_CONSIGNES_.
**1)** Dans la fiche du film, qui signe la bande originale ?
**2)** Recopiez à l'identique, dans le listing, tout ce qui va de la ligne contenant « crown-badge-icon[interactable]: 6 [474,66,520,108] » jusqu'à la ligne contenant « watermark-text: @樊潇洁2 [371,912,473,937] », ces deux lignes comprises.

REALISATION : Xavier Dolan
PRODUCTION : Sons of Manuel, Diaphana Distribution
AVEC : Gabriel D’Almeida Freitas, Xavier Dolan, Pier-Luc Funk, Samuel Gauthier, Antoine Pilon, Adib Alkhalidey, Micheline Bernard, Anne Dorval, Marilyn Castonguay, Catherine Brunet, Camille Felton, Harris Dickinson, Anne-Marie Cadieux, Monique Spaziani
SCENARIO : Xavier Dolan
PHOTOGRAPHIE : André Turpin
MONTAGE : Xavier Dolan
BANDE ORIGINALE : Jean-Michel Blais
ORIGINE : Canada
GENRE : Comédie, Drame
DATE DE SORTIE : 16 octobre 2019
DUREE : 1h59
BANDE-ANNONCE
Synopsis : Matthias et Maxime, deux amis d’enfance qui vivent à Montréal, s’embrassent pour les besoins d’un court métrage amateur. Suite à ce baiser d’apparence anodine, un doute récurrent s’installe, confrontant les deux garçons à leurs préférences, bouleversant l’équilibre de leur cercle social et, bientôt, leurs existences…
Teen-movie existentiel, portrait d’une génération, célébration de l’amitié et du groupe, vertige du désir et des sentiments… Il y a de tout ça dans ce dernier (et meilleur) film à ce jour de Xavier Dolan.

_DONNÉES SOURCES_.

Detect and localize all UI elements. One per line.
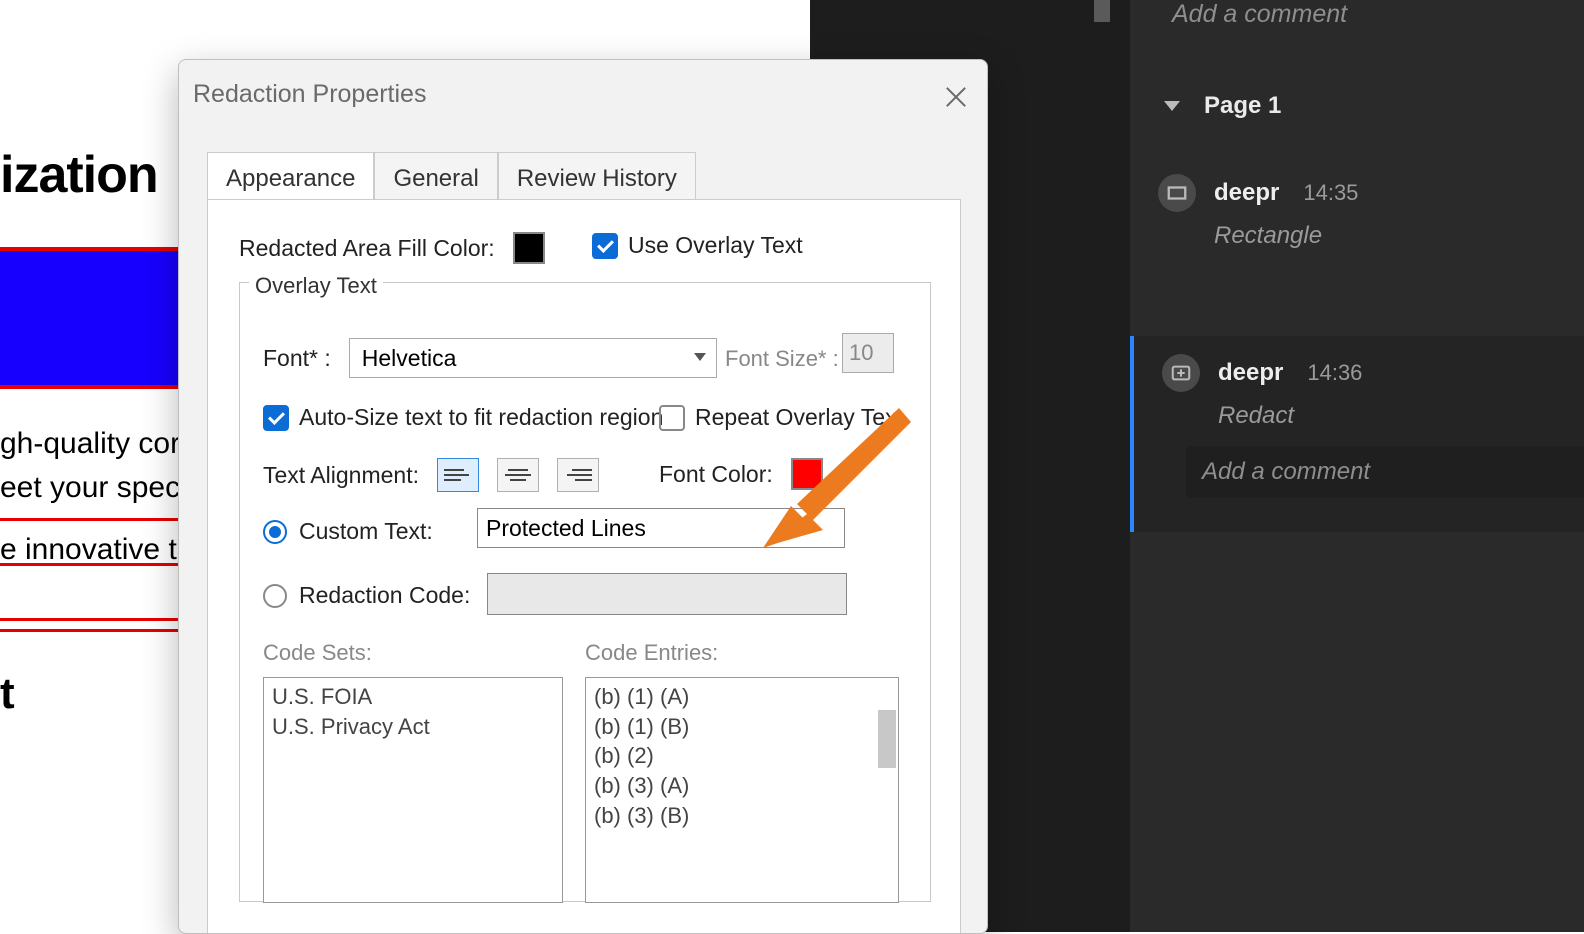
custom-text-radio[interactable] bbox=[263, 520, 287, 544]
font-select[interactable]: Helvetica bbox=[349, 338, 717, 378]
font-row: Font* : Helvetica bbox=[263, 338, 717, 378]
align-left-button[interactable] bbox=[437, 458, 479, 492]
close-icon[interactable] bbox=[943, 84, 969, 110]
redline bbox=[0, 629, 185, 632]
scroll-indicator[interactable] bbox=[1094, 0, 1110, 22]
page-label: Page 1 bbox=[1204, 92, 1281, 120]
font-select-value: Helvetica bbox=[362, 345, 457, 372]
page-toggle[interactable]: Page 1 bbox=[1164, 92, 1281, 120]
font-label: Font* : bbox=[263, 345, 331, 372]
repeat-label: Repeat Overlay Text bbox=[695, 404, 903, 431]
tab-appearance[interactable]: Appearance bbox=[207, 152, 374, 206]
redline bbox=[0, 518, 185, 521]
font-size-label: Font Size* : bbox=[725, 346, 839, 372]
chevron-down-icon bbox=[694, 353, 706, 361]
tab-review-history[interactable]: Review History bbox=[498, 152, 696, 206]
custom-text-input[interactable] bbox=[477, 508, 845, 548]
list-item[interactable]: (b) (3) (B) bbox=[594, 801, 890, 831]
doc-heading: ization bbox=[0, 145, 158, 205]
dialog-tabs: Appearance General Review History bbox=[207, 152, 696, 206]
list-item[interactable]: (b) (1) (A) bbox=[594, 682, 890, 712]
font-color-swatch[interactable] bbox=[791, 458, 823, 490]
comment-item-selected[interactable]: deepr 14:36 Redact Add a comment bbox=[1130, 336, 1584, 532]
code-entries-list[interactable]: (b) (1) (A) (b) (1) (B) (b) (2) (b) (3) … bbox=[585, 677, 899, 903]
list-item[interactable]: (b) (3) (A) bbox=[594, 771, 890, 801]
doc-subheading: t bbox=[0, 669, 15, 719]
auto-size-row: Auto-Size text to fit redaction region bbox=[263, 404, 663, 431]
auto-size-label: Auto-Size text to fit redaction region bbox=[299, 404, 663, 431]
redaction-code-radio[interactable] bbox=[263, 584, 287, 608]
fill-color-swatch[interactable] bbox=[513, 232, 545, 264]
redact-icon bbox=[1162, 354, 1200, 392]
fill-color-label: Redacted Area Fill Color: bbox=[239, 235, 495, 262]
add-comment-input[interactable]: Add a comment bbox=[1186, 446, 1584, 498]
overlay-text-legend: Overlay Text bbox=[249, 273, 383, 299]
code-sets-label: Code Sets: bbox=[263, 640, 372, 666]
redaction-properties-dialog: Redaction Properties Appearance General … bbox=[178, 59, 988, 934]
fill-color-row: Redacted Area Fill Color: bbox=[239, 232, 545, 264]
redline bbox=[0, 618, 185, 621]
use-overlay-row: Use Overlay Text bbox=[592, 232, 803, 259]
repeat-checkbox[interactable] bbox=[659, 405, 685, 431]
scrollbar-thumb[interactable] bbox=[878, 710, 896, 768]
list-item[interactable]: (b) (2) bbox=[594, 741, 890, 771]
doc-paragraph: gh-quality cor eet your spec bbox=[0, 422, 180, 509]
comments-panel: Add a comment Page 1 deepr 14:35 Rectang… bbox=[1130, 0, 1584, 932]
comment-user: deepr bbox=[1214, 179, 1279, 207]
custom-text-row: Custom Text: bbox=[263, 518, 433, 545]
comment-item[interactable]: deepr 14:35 Rectangle bbox=[1130, 156, 1584, 270]
tab-general[interactable]: General bbox=[374, 152, 497, 206]
comment-type: Rectangle bbox=[1214, 222, 1560, 250]
code-entries-label: Code Entries: bbox=[585, 640, 718, 666]
custom-text-label: Custom Text: bbox=[299, 518, 433, 545]
comment-type: Redact bbox=[1218, 402, 1560, 430]
font-size-input[interactable] bbox=[842, 333, 894, 373]
align-right-button[interactable] bbox=[557, 458, 599, 492]
redaction-code-row: Redaction Code: bbox=[263, 582, 470, 609]
list-item[interactable]: U.S. Privacy Act bbox=[272, 712, 554, 742]
rectangle-icon bbox=[1158, 174, 1196, 212]
comment-time: 14:36 bbox=[1307, 360, 1362, 386]
dialog-title: Redaction Properties bbox=[193, 80, 426, 109]
align-center-button[interactable] bbox=[497, 458, 539, 492]
comment-user: deepr bbox=[1218, 359, 1283, 387]
font-color-row: Font Color: bbox=[659, 458, 823, 490]
list-item[interactable]: U.S. FOIA bbox=[272, 682, 554, 712]
doc-bluebox bbox=[0, 247, 185, 389]
doc-textline: e innovative t bbox=[0, 533, 177, 567]
redaction-code-input bbox=[487, 573, 847, 615]
code-sets-list[interactable]: U.S. FOIA U.S. Privacy Act bbox=[263, 677, 563, 903]
alignment-row: Text Alignment: bbox=[263, 458, 599, 492]
add-comment-placeholder[interactable]: Add a comment bbox=[1172, 0, 1347, 29]
alignment-label: Text Alignment: bbox=[263, 462, 419, 489]
font-color-label: Font Color: bbox=[659, 461, 773, 488]
use-overlay-checkbox[interactable] bbox=[592, 233, 618, 259]
comment-time: 14:35 bbox=[1303, 180, 1358, 206]
auto-size-checkbox[interactable] bbox=[263, 405, 289, 431]
use-overlay-label: Use Overlay Text bbox=[628, 232, 803, 259]
redaction-code-label: Redaction Code: bbox=[299, 582, 470, 609]
redline bbox=[0, 563, 185, 566]
chevron-down-icon bbox=[1164, 101, 1180, 111]
list-item[interactable]: (b) (1) (B) bbox=[594, 712, 890, 742]
repeat-row: Repeat Overlay Text bbox=[659, 404, 903, 431]
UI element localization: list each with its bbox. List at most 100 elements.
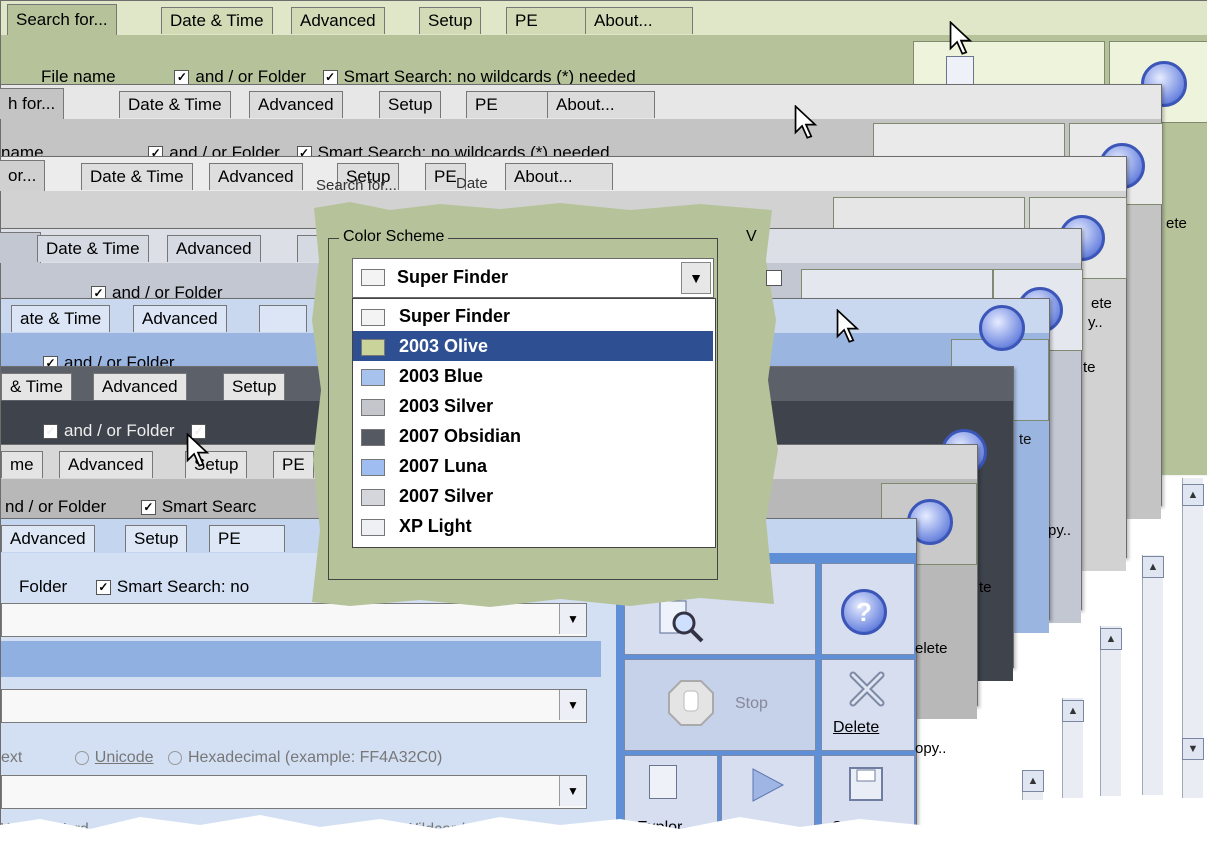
mouse-pointer-icon [836,309,860,343]
tab-search[interactable]: h for... [0,88,65,119]
scheme-icon [361,459,385,476]
section-header [1,641,601,677]
scheme-option-2007-luna[interactable]: 2007 Luna [353,451,713,481]
tab-search[interactable]: or... [0,160,46,191]
chevron-down-icon[interactable]: ▼ [559,690,586,720]
scheme-icon [361,399,385,416]
option-row: Folder ✓ Smart Search: no [19,577,249,597]
text-option-label: ext [1,749,23,766]
tab-pe[interactable]: PE [209,525,285,552]
tab-date-time[interactable]: ate & Time [11,305,111,332]
unicode-label: Unicode [94,749,154,766]
tab-date-time[interactable]: Date & Time [119,91,231,118]
scheme-icon [361,309,385,326]
and-or-folder-checkbox[interactable]: ✓ [43,424,58,440]
tab-search[interactable] [0,232,41,263]
scheme-option-2003-blue[interactable]: 2003 Blue [353,361,713,391]
tab-advanced[interactable]: Advanced [249,91,343,118]
color-scheme-options: Super Finder 2003 Olive 2003 Blue 2003 S… [352,298,716,548]
scheme-option-2003-silver[interactable]: 2003 Silver [353,391,713,421]
delete-label: ete [1166,215,1187,232]
scheme-icon [361,339,385,356]
smart-search-checkbox[interactable]: ✓ [140,500,156,516]
tab-advanced[interactable]: Advanced [59,451,153,478]
stop-hand-icon [668,680,714,726]
tab-setup[interactable]: Setup [125,525,188,552]
delete-label: elete [915,640,948,657]
chevron-up-icon[interactable]: ▲ [1022,770,1044,792]
tab-advanced[interactable]: Advanced [133,305,227,332]
tab-advanced[interactable]: Advanced [291,7,385,34]
tab-setup[interactable]: Setup [223,373,286,400]
copy-label: y.. [1088,314,1103,331]
tab-strip: Search for... Date & Time Advanced Setup… [1,1,1207,35]
tab-me[interactable]: me [1,451,43,478]
overlap-tab-date: Date [456,175,488,192]
tab-advanced[interactable]: Advanced [1,525,95,552]
folder-label: Folder [19,577,68,596]
tab-search[interactable]: Search for... [7,4,117,35]
overlap-tab-text: Search for... [316,177,397,194]
tab-setup[interactable]: Setup [419,7,482,34]
tab-pe[interactable]: PE [466,91,548,118]
explore-icon [649,765,677,799]
delete-x-icon [849,671,885,707]
tab-about[interactable]: About... [505,163,613,190]
torn-bottom-edge [0,815,1207,841]
tab-date-time[interactable]: Date & Time [37,235,149,262]
view-checkbox[interactable] [766,270,782,286]
tab-date-time[interactable]: Date & Time [81,163,193,190]
tab-advanced[interactable]: Advanced [167,235,261,262]
scheme-option-2007-obsidian[interactable]: 2007 Obsidian [353,421,713,451]
chevron-up-icon[interactable]: ▲ [1062,700,1084,722]
mouse-pointer-icon [949,21,973,55]
help-icon: ? [841,589,887,635]
unicode-radio[interactable] [74,750,89,765]
stop-label: Stop [735,695,768,712]
scrollbar-2[interactable] [1142,555,1163,795]
color-scheme-select[interactable]: Super Finder ▼ [352,258,714,298]
screenshot-collage: Search for... Date & Time Advanced Setup… [0,0,1207,841]
smart-search-label: Smart Searc [161,497,257,516]
and-or-folder-label: and / or Folder [64,421,175,440]
tab-pe[interactable]: PE [506,7,588,34]
delete-label: te [979,579,992,596]
hexadecimal-radio[interactable] [167,750,182,765]
tab-advanced[interactable]: Advanced [209,163,303,190]
stop-button[interactable] [624,659,816,751]
and-or-folder-label: nd / or Folder [5,497,107,516]
chevron-down-icon[interactable]: ▼ [681,262,711,294]
scheme-option-2003-olive[interactable]: 2003 Olive [353,331,713,361]
smart-search-checkbox[interactable]: ✓ [322,70,338,86]
chevron-down-icon[interactable]: ▼ [1182,738,1204,760]
tab-advanced[interactable]: Advanced [93,373,187,400]
scheme-icon [361,429,385,446]
scrollbar-3[interactable] [1100,626,1121,796]
scheme-option-super-finder[interactable]: Super Finder [353,301,713,331]
tab-about[interactable]: About... [547,91,655,118]
mouse-pointer-icon [186,433,210,467]
scheme-option-xp-light[interactable]: XP Light [353,511,713,541]
delete-label: Delete [833,719,880,736]
help-icon [979,305,1025,351]
tab-date-time[interactable]: & Time [1,373,72,400]
chevron-up-icon[interactable]: ▲ [1142,556,1164,578]
scheme-icon [361,369,385,386]
and-or-folder-checkbox[interactable]: ✓ [174,70,190,86]
scheme-option-2007-silver[interactable]: 2007 Silver [353,481,713,511]
tab-about[interactable]: About... [585,7,693,34]
tab-setup[interactable]: Setup [379,91,442,118]
tab-setup[interactable] [259,305,307,332]
color-scheme-callout: Color Scheme V Super Finder ▼ Super Find… [310,200,782,610]
folder-combo[interactable]: ▼ [1,689,587,723]
scheme-icon [361,489,385,506]
color-scheme-selected: Super Finder [397,267,509,287]
scheme-icon [361,519,385,536]
chevron-up-icon[interactable]: ▲ [1182,484,1204,506]
delete-label: te [1083,359,1096,376]
tab-pe[interactable]: PE [273,451,314,478]
chevron-up-icon[interactable]: ▲ [1100,628,1122,650]
delete-label: ete [1091,295,1112,312]
tab-date-time[interactable]: Date & Time [161,7,273,34]
smart-search-checkbox[interactable]: ✓ [95,580,111,596]
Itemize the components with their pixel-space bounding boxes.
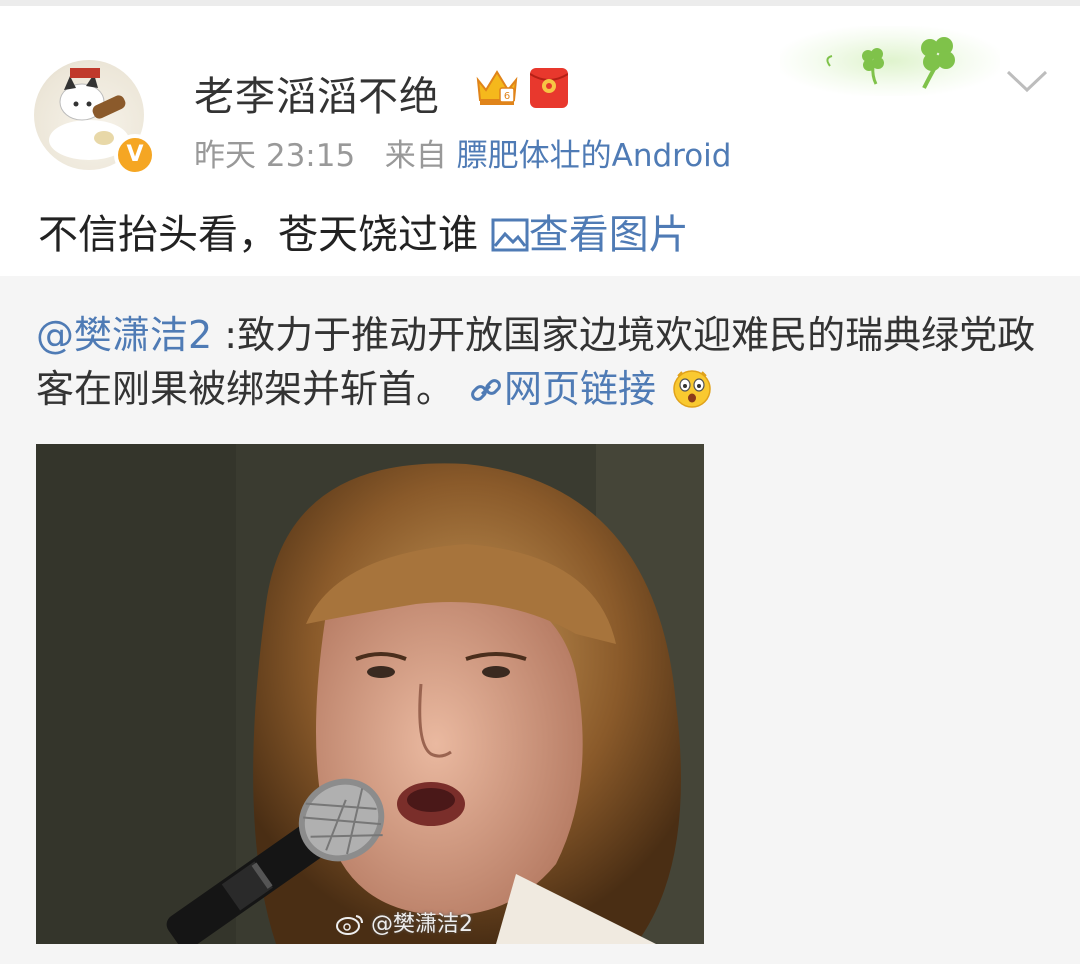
crown-badge-icon[interactable]: 6 [474,66,520,108]
post-body: 不信抬头看，苍天饶过谁 [38,212,491,258]
source-link[interactable]: 膘肥体壮的Android [457,138,732,174]
weibo-logo-icon [336,915,363,935]
view-image-link[interactable]: 查看图片 [491,212,689,258]
post-card[interactable]: V 老李滔滔不绝 6 昨天 23:15 来自 膘肥体壮的Android 不信抬头… [0,6,1080,276]
link-icon [471,379,501,401]
svg-text:6: 6 [504,91,510,102]
watermark-text: @樊潇洁2 [371,912,473,937]
repost-card[interactable]: @樊潇洁2 :致力于推动开放国家边境欢迎难民的瑞典绿党政客在刚果被绑架并斩首。网… [0,276,1080,964]
surprised-emoji-icon [672,368,712,408]
repost-text: @樊潇洁2 :致力于推动开放国家边境欢迎难民的瑞典绿党政客在刚果被绑架并斩首。网… [36,308,1056,416]
clover-decoration [780,26,1000,96]
source-prefix: 来自 [384,138,447,174]
repost-image[interactable]: @樊潇洁2 [36,444,704,944]
verified-badge: V [114,134,156,176]
post-time: 昨天 23:15 [194,138,356,174]
web-link[interactable]: 网页链接 [454,367,656,411]
web-link-label[interactable]: 网页链接 [504,367,656,411]
username[interactable]: 老李滔滔不绝 [194,64,440,122]
chevron-down-icon[interactable] [1004,66,1050,96]
view-image-label[interactable]: 查看图片 [529,212,689,258]
picture-icon [491,216,529,262]
post-text: 不信抬头看，苍天饶过谁 查看图片 [38,202,689,262]
red-packet-icon[interactable] [529,68,569,108]
mention-link[interactable]: @樊潇洁2 [36,313,212,357]
image-watermark: @樊潇洁2 [336,906,473,938]
post-meta: 昨天 23:15 来自 膘肥体壮的Android [194,130,731,175]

_RÉPONSES FOURNIES_.
**1)** Jean-Michel Blais.

**2)**
crown-badge-icon[interactable]: 6 [474,66,520,108]
post-body: 不信抬头看，苍天饶过谁 [38,212,491,258]
source-link[interactable]: 膘肥体壮的Android [457,138,732,174]
weibo-logo-icon [336,915,363,935]
view-image-link[interactable]: 查看图片 [491,212,689,258]
post-card[interactable]: V 老李滔滔不绝 6 昨天 23:15 来自 膘肥体壮的Android 不信抬头… [0,6,1080,276]
link-icon [471,379,501,401]
svg-text:6: 6 [504,91,510,102]
watermark-text: @樊潇洁2 [371,912,473,937]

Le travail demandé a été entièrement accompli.